Problem statement: In your copy, reproduce the entries exactly as they are, minus the images.

Records for processing:
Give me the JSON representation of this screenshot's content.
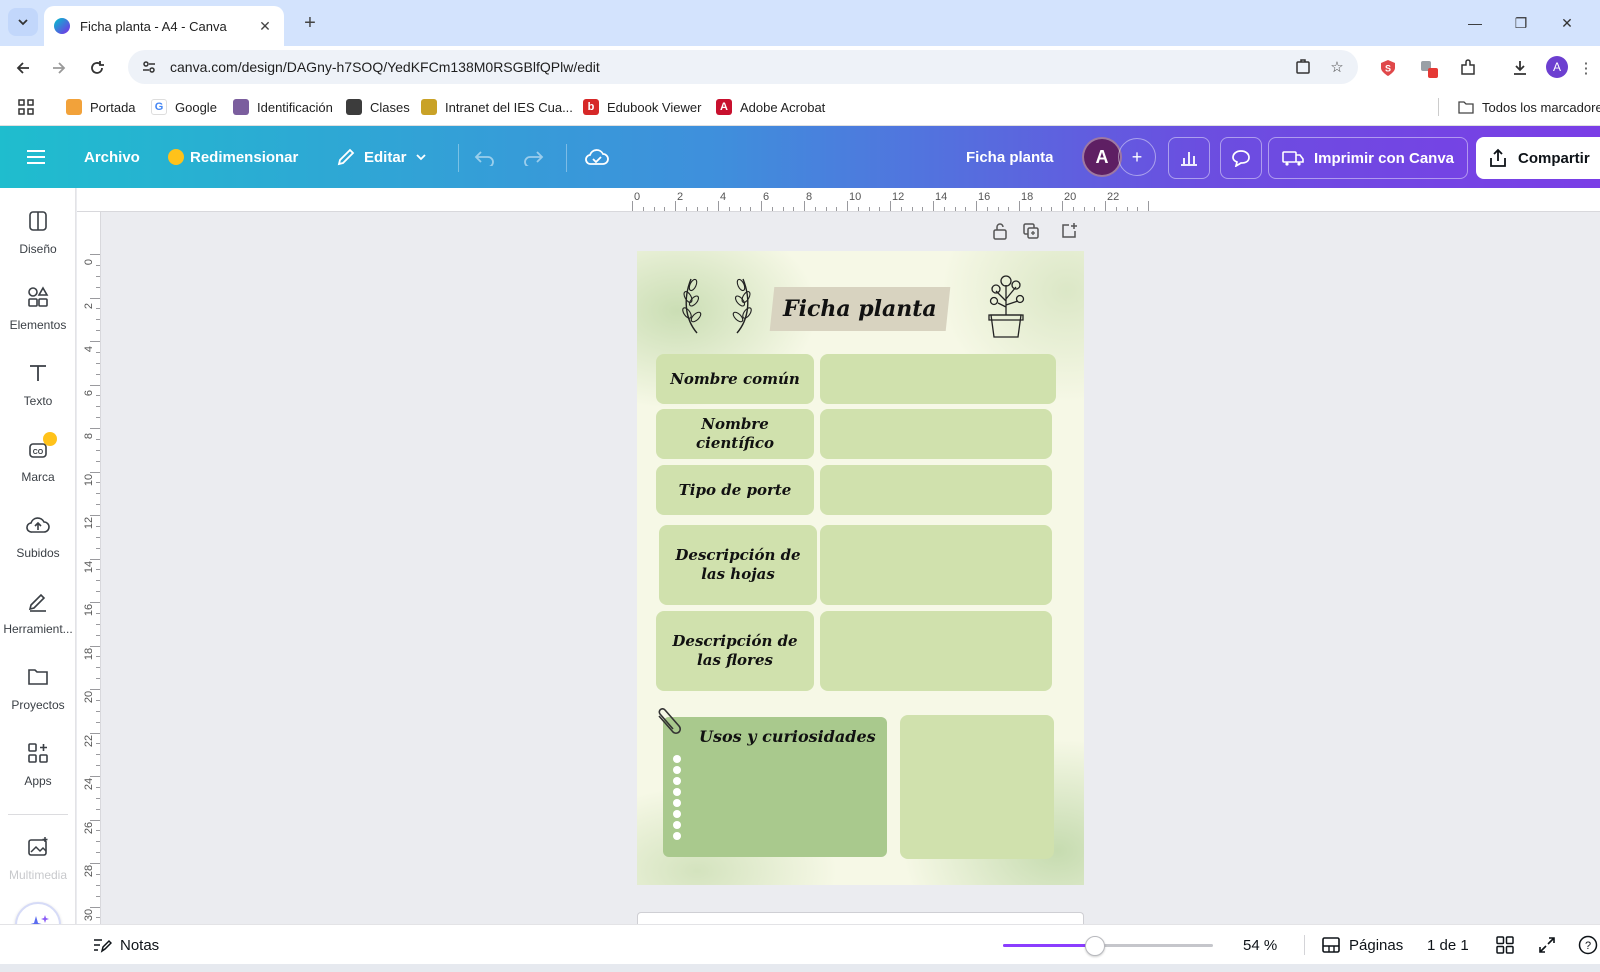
{
  "browser": {
    "tab_title": "Ficha planta - A4 - Canva",
    "url": "canva.com/design/DAGny-h7SOQ/YedKFCm138M0RSGBlfQPlw/edit",
    "extension_badge": "3",
    "profile_initial": "A",
    "bookmarks": [
      {
        "label": "Portada",
        "icon": "portada-icon",
        "color": "#f2a23a"
      },
      {
        "label": "Google",
        "icon": "google-icon",
        "color": "#4285f4"
      },
      {
        "label": "Identificación",
        "icon": "id-icon",
        "color": "#7b5e9e"
      },
      {
        "label": "Clases",
        "icon": "classes-icon",
        "color": "#3c3c3c"
      },
      {
        "label": "Intranet del IES Cua...",
        "icon": "intranet-icon",
        "color": "#c9a227"
      },
      {
        "label": "Edubook Viewer",
        "icon": "edubook-icon",
        "color": "#d62828"
      },
      {
        "label": "Adobe Acrobat",
        "icon": "acrobat-icon",
        "color": "#c8102e"
      }
    ],
    "all_bookmarks": "Todos los marcadores"
  },
  "canva_top": {
    "menu": "Archivo",
    "resize": "Redimensionar",
    "edit": "Editar",
    "doc_title": "Ficha planta",
    "avatar": "A",
    "print": "Imprimir con Canva",
    "share": "Compartir",
    "brand_gradient": [
      "#1fbdce",
      "#7a3ee6"
    ]
  },
  "sidebar": {
    "items": [
      {
        "label": "Diseño",
        "icon": "design-icon"
      },
      {
        "label": "Elementos",
        "icon": "elements-icon"
      },
      {
        "label": "Texto",
        "icon": "text-icon"
      },
      {
        "label": "Marca",
        "icon": "brand-icon"
      },
      {
        "label": "Subidos",
        "icon": "uploads-icon"
      },
      {
        "label": "Herramient...",
        "icon": "tools-icon"
      },
      {
        "label": "Proyectos",
        "icon": "projects-icon"
      },
      {
        "label": "Apps",
        "icon": "apps-icon"
      },
      {
        "label": "Multimedia",
        "icon": "media-icon"
      }
    ]
  },
  "rulers": {
    "horizontal": [
      "0",
      "2",
      "4",
      "6",
      "8",
      "10",
      "12",
      "14",
      "16",
      "18",
      "20",
      "22"
    ],
    "vertical": [
      "0",
      "2",
      "4",
      "6",
      "8",
      "10",
      "12",
      "14",
      "16",
      "18",
      "20",
      "22",
      "24",
      "26",
      "28",
      "30"
    ]
  },
  "design": {
    "title": "Ficha planta",
    "rows": [
      {
        "label": "Nombre común"
      },
      {
        "label": "Nombre científico"
      },
      {
        "label": "Tipo de porte"
      },
      {
        "label": "Descripción de las hojas"
      },
      {
        "label": "Descripción de las flores"
      }
    ],
    "uses_title": "Usos y curiosidades",
    "box_color": "#d0e1ad",
    "uses_color": "#a9c98d"
  },
  "bottom": {
    "notes": "Notas",
    "zoom_percent": 54,
    "zoom_label": "54 %",
    "pages": "Páginas",
    "page_count": "1 de 1"
  }
}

Response to the exercise:
Give me the JSON representation of this screenshot's content.
{
  "browser": {
    "tab_title": "Ficha planta - A4 - Canva",
    "url": "canva.com/design/DAGny-h7SOQ/YedKFCm138M0RSGBlfQPlw/edit",
    "extension_badge": "3",
    "profile_initial": "A",
    "bookmarks": [
      {
        "label": "Portada",
        "icon": "portada-icon",
        "color": "#f2a23a"
      },
      {
        "label": "Google",
        "icon": "google-icon",
        "color": "#4285f4"
      },
      {
        "label": "Identificación",
        "icon": "id-icon",
        "color": "#7b5e9e"
      },
      {
        "label": "Clases",
        "icon": "classes-icon",
        "color": "#3c3c3c"
      },
      {
        "label": "Intranet del IES Cua...",
        "icon": "intranet-icon",
        "color": "#c9a227"
      },
      {
        "label": "Edubook Viewer",
        "icon": "edubook-icon",
        "color": "#d62828"
      },
      {
        "label": "Adobe Acrobat",
        "icon": "acrobat-icon",
        "color": "#c8102e"
      }
    ],
    "all_bookmarks": "Todos los marcadores"
  },
  "canva_top": {
    "menu": "Archivo",
    "resize": "Redimensionar",
    "edit": "Editar",
    "doc_title": "Ficha planta",
    "avatar": "A",
    "print": "Imprimir con Canva",
    "share": "Compartir",
    "brand_gradient": [
      "#1fbdce",
      "#7a3ee6"
    ]
  },
  "sidebar": {
    "items": [
      {
        "label": "Diseño",
        "icon": "design-icon"
      },
      {
        "label": "Elementos",
        "icon": "elements-icon"
      },
      {
        "label": "Texto",
        "icon": "text-icon"
      },
      {
        "label": "Marca",
        "icon": "brand-icon"
      },
      {
        "label": "Subidos",
        "icon": "uploads-icon"
      },
      {
        "label": "Herramient...",
        "icon": "tools-icon"
      },
      {
        "label": "Proyectos",
        "icon": "projects-icon"
      },
      {
        "label": "Apps",
        "icon": "apps-icon"
      },
      {
        "label": "Multimedia",
        "icon": "media-icon"
      }
    ]
  },
  "rulers": {
    "horizontal": [
      "0",
      "2",
      "4",
      "6",
      "8",
      "10",
      "12",
      "14",
      "16",
      "18",
      "20",
      "22"
    ],
    "vertical": [
      "0",
      "2",
      "4",
      "6",
      "8",
      "10",
      "12",
      "14",
      "16",
      "18",
      "20",
      "22",
      "24",
      "26",
      "28",
      "30"
    ]
  },
  "design": {
    "title": "Ficha planta",
    "rows": [
      {
        "label": "Nombre común"
      },
      {
        "label": "Nombre científico"
      },
      {
        "label": "Tipo de porte"
      },
      {
        "label": "Descripción de las hojas"
      },
      {
        "label": "Descripción de las flores"
      }
    ],
    "uses_title": "Usos y curiosidades",
    "box_color": "#d0e1ad",
    "uses_color": "#a9c98d"
  },
  "bottom": {
    "notes": "Notas",
    "zoom_percent": 54,
    "zoom_label": "54 %",
    "pages": "Páginas",
    "page_count": "1 de 1"
  }
}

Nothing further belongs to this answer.